> PAGE EXCERPT:
After a series of strange deaths, the American ambassador in the UK fears his son, Damien, may be the Antichrist…

Best performance: Gregory Peck holds the whole thing together, playing Robert Thorn as a man emotionally tortured into thinking the unthinkable. But it’s a notably strong cast, with terrific turns from David Warner as suspicious photographer Keith Jennings, Patrick Troughton as troubled priest Father Brennan, and Billie Whitelaw as Mrs Baylock, the terrifying nanny.

Best death: Keith Jennings, who’s decapitated by a sheet of glass that’s been flung sideways off the back of a truck. The stunt is shot from numerous angles and the edit shows us the impact four times. The fake head then spins off almost poetically, while behind Keith a shop window breaks and red wine is symbolically thrown up into the air.

> TO BE DONE: Please carry on the review excerpt about the film where an ambassador fears his son Damien is the Antichrist, starting after its final sentence. The data that follows has no connection to the review excerpt.

> RAW RECORDS:
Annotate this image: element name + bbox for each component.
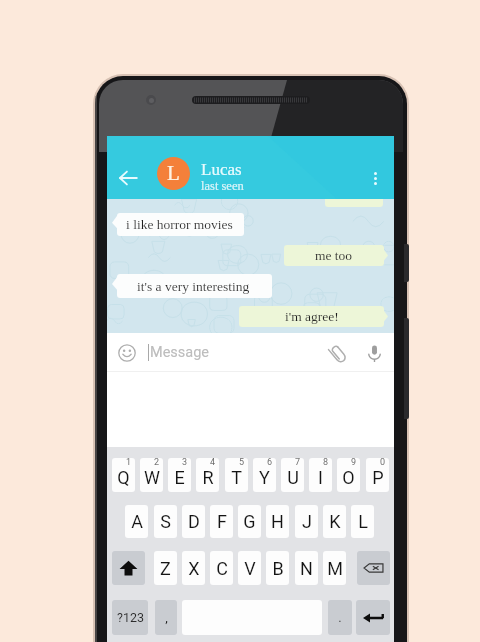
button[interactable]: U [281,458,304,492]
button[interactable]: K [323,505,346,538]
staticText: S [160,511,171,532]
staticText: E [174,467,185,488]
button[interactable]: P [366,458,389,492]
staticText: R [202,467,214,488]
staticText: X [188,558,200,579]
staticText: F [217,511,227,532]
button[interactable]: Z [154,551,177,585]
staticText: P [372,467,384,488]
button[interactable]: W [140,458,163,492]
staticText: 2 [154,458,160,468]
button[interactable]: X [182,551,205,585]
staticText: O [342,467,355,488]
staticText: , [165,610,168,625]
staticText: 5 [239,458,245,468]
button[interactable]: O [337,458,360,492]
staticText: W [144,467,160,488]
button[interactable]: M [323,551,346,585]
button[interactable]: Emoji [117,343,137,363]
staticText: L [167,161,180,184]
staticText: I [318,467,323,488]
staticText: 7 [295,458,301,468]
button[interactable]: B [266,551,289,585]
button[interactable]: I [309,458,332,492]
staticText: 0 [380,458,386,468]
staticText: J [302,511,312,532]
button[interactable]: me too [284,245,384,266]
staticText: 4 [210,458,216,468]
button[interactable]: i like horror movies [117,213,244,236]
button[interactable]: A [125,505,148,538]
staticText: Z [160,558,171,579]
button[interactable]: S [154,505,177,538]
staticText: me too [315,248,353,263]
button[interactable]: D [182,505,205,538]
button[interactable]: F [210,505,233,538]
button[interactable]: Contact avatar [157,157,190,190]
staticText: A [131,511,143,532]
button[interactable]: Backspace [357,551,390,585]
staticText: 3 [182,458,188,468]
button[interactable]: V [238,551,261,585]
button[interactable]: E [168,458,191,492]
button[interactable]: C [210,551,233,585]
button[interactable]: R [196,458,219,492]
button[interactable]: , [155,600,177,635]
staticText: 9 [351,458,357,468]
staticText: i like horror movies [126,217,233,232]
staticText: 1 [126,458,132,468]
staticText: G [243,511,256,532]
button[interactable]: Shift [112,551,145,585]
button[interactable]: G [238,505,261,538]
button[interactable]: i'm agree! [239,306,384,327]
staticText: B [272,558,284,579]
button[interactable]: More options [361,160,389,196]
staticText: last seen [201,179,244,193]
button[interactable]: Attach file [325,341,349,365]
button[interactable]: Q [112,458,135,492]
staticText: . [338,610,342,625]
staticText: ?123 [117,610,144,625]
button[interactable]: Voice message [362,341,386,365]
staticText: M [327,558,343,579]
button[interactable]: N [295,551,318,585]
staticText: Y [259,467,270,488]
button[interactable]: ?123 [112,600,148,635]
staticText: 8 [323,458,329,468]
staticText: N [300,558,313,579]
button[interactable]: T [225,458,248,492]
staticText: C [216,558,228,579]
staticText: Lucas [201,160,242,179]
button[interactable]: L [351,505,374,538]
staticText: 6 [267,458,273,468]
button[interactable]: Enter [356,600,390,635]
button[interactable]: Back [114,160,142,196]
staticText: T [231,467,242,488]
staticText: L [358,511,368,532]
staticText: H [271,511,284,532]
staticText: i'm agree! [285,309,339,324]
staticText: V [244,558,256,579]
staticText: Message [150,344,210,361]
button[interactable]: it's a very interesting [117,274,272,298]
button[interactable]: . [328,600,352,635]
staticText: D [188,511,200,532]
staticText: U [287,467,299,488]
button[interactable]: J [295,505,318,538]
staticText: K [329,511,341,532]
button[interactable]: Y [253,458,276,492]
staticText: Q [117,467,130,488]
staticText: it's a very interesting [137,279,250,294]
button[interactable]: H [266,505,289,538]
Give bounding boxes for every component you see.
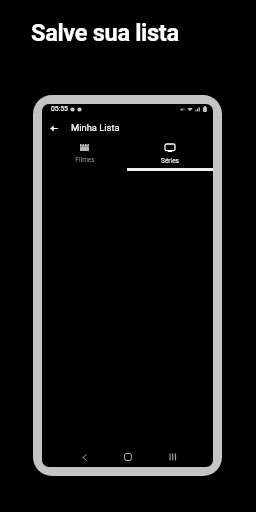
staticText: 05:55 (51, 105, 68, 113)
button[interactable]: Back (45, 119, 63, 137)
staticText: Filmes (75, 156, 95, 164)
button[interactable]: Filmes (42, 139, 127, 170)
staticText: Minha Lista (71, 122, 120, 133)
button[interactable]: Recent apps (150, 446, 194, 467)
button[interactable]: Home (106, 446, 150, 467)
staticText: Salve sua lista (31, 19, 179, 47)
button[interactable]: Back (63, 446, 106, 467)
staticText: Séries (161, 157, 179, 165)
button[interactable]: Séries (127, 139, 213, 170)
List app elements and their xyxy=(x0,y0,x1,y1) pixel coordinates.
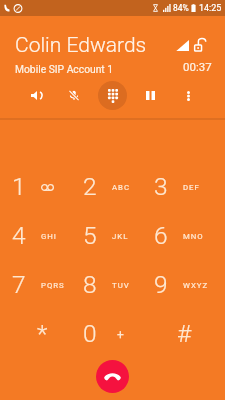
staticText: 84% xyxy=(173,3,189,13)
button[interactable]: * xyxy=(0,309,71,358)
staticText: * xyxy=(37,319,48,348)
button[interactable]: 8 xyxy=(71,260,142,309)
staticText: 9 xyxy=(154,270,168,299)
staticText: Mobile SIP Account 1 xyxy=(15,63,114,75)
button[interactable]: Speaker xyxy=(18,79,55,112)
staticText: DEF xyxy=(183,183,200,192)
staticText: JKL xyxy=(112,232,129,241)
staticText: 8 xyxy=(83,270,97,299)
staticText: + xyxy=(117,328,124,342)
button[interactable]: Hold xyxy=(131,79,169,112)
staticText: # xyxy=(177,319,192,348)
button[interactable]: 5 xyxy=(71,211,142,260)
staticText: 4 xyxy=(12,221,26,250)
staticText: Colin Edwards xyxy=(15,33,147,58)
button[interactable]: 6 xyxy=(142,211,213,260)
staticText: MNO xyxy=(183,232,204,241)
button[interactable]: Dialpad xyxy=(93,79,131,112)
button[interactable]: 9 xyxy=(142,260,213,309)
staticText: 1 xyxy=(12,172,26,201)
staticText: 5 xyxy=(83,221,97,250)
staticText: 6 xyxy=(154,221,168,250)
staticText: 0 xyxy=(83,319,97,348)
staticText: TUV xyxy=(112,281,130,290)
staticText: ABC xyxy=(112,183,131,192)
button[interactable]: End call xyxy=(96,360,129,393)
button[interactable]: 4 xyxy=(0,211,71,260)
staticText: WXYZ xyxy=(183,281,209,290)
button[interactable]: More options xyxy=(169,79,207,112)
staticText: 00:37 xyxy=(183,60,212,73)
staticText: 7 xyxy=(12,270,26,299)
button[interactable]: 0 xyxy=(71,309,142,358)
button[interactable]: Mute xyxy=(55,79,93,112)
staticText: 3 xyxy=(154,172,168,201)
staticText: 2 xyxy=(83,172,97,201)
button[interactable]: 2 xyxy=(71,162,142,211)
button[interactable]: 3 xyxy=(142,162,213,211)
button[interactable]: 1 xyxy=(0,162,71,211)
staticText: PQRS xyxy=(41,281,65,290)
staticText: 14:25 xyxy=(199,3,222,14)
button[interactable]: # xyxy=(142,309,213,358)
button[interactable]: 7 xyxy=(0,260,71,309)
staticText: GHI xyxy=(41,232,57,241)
--
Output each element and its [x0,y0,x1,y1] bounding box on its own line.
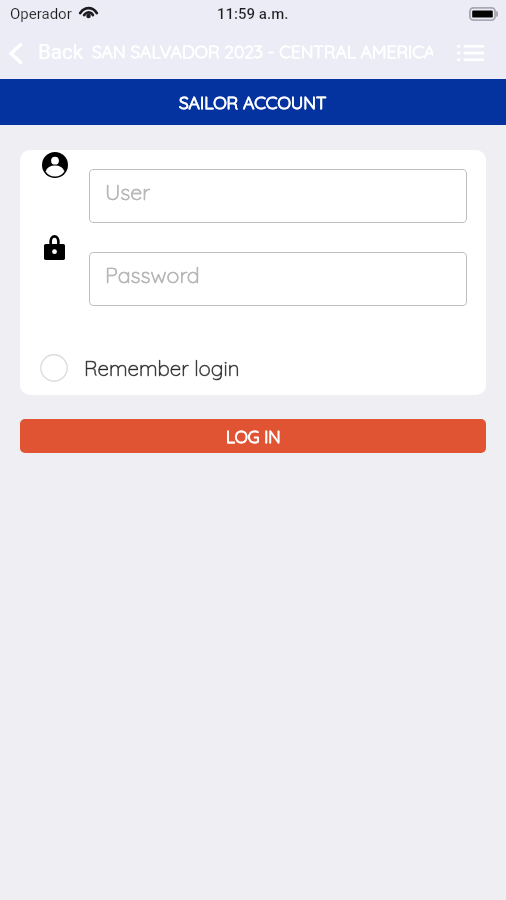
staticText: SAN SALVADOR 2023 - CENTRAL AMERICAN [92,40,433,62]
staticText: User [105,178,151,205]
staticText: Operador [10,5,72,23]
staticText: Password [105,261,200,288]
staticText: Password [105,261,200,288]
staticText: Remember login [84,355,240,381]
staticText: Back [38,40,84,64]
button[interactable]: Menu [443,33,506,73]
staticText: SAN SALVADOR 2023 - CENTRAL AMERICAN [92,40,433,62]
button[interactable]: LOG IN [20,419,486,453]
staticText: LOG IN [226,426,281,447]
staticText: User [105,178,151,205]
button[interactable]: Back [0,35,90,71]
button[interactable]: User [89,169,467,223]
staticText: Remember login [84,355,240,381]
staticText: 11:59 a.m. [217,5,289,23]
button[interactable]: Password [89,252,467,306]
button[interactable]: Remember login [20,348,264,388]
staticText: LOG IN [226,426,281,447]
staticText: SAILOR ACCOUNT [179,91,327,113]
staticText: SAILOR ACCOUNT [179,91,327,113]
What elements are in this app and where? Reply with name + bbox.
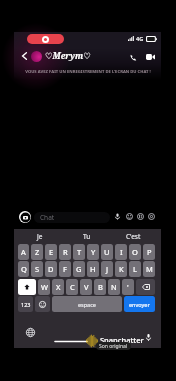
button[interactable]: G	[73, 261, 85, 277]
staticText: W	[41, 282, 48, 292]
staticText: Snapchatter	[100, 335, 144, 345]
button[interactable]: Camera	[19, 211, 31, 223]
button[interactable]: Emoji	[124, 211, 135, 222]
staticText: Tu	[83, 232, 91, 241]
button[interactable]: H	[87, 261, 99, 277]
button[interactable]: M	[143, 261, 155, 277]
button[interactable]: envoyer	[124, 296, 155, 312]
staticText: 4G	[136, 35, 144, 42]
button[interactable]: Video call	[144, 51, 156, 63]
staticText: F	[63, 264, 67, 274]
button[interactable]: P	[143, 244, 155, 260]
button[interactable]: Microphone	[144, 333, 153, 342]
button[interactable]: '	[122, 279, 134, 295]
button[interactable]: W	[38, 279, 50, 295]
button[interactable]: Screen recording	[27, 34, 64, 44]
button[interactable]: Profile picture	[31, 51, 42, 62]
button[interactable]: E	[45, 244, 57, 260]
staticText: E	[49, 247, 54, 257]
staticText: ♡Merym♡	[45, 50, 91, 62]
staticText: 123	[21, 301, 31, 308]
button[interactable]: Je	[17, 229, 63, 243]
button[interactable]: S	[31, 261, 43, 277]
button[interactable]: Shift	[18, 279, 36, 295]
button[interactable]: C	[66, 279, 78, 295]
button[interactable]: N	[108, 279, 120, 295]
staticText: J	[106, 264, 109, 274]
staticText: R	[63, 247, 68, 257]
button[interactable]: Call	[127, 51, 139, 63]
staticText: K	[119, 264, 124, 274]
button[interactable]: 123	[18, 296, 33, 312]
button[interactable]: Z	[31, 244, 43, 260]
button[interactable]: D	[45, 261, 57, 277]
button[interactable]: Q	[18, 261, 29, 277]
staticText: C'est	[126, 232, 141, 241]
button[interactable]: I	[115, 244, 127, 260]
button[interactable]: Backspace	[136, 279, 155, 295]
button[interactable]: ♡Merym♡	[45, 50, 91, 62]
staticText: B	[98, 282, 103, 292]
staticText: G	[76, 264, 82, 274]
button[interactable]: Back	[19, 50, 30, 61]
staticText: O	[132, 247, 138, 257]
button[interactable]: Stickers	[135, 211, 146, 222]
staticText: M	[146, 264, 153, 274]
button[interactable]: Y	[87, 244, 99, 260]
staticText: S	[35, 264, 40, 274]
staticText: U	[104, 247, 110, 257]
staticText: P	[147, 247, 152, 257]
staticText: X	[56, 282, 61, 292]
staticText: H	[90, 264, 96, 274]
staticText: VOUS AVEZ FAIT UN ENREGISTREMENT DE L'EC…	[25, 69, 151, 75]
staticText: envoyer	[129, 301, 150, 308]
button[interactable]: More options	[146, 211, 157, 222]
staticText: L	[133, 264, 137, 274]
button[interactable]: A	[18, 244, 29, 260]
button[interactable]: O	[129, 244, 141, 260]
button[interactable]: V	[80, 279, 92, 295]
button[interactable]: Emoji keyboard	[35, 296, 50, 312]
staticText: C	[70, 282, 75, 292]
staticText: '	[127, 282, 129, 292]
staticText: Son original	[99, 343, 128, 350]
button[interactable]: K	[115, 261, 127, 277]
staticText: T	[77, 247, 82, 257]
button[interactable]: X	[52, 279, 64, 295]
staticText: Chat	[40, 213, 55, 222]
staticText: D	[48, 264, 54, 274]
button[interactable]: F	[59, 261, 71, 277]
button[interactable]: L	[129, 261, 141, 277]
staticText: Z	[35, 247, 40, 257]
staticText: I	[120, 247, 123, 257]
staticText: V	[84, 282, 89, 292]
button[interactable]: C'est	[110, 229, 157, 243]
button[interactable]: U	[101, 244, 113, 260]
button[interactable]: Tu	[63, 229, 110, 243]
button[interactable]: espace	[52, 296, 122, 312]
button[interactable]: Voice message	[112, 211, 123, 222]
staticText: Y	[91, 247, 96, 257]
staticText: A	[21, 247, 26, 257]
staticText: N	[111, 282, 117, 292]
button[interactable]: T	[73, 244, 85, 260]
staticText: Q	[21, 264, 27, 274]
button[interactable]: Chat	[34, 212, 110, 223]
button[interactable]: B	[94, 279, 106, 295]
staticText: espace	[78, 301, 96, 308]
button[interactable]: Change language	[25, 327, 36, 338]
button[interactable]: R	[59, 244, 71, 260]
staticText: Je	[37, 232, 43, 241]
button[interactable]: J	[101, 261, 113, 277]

> EXERCISE ANSWER:
Review: The really smart thing about this film is – to use the director’s term – its verisimilitude. Everything is played absolutely for real. It’s a horror film seemingly about the son of Satan, yet nothing inexplicable or supernatural actually happens. A nanny hangs herself, there are some tragic accidents, a child throws a tantrum or two… The horror instead comes from these plausible events mounting up, the way they’re centred on a creepy little boy, and – most effectively – the fact a father allows himself to be convinced that his son is evil. But is he right? One interpretation of the story is that Damien is just a normal child and Robert has gone mad. It’s a fascinating idea. The Omen is a great movie, helped by some terrific incidental music by Jerry Goldsmith, fine location filming at the genuine American embassy in Grosvenor Square, and an all-round excellent job of directing by Richard Donner. Superb.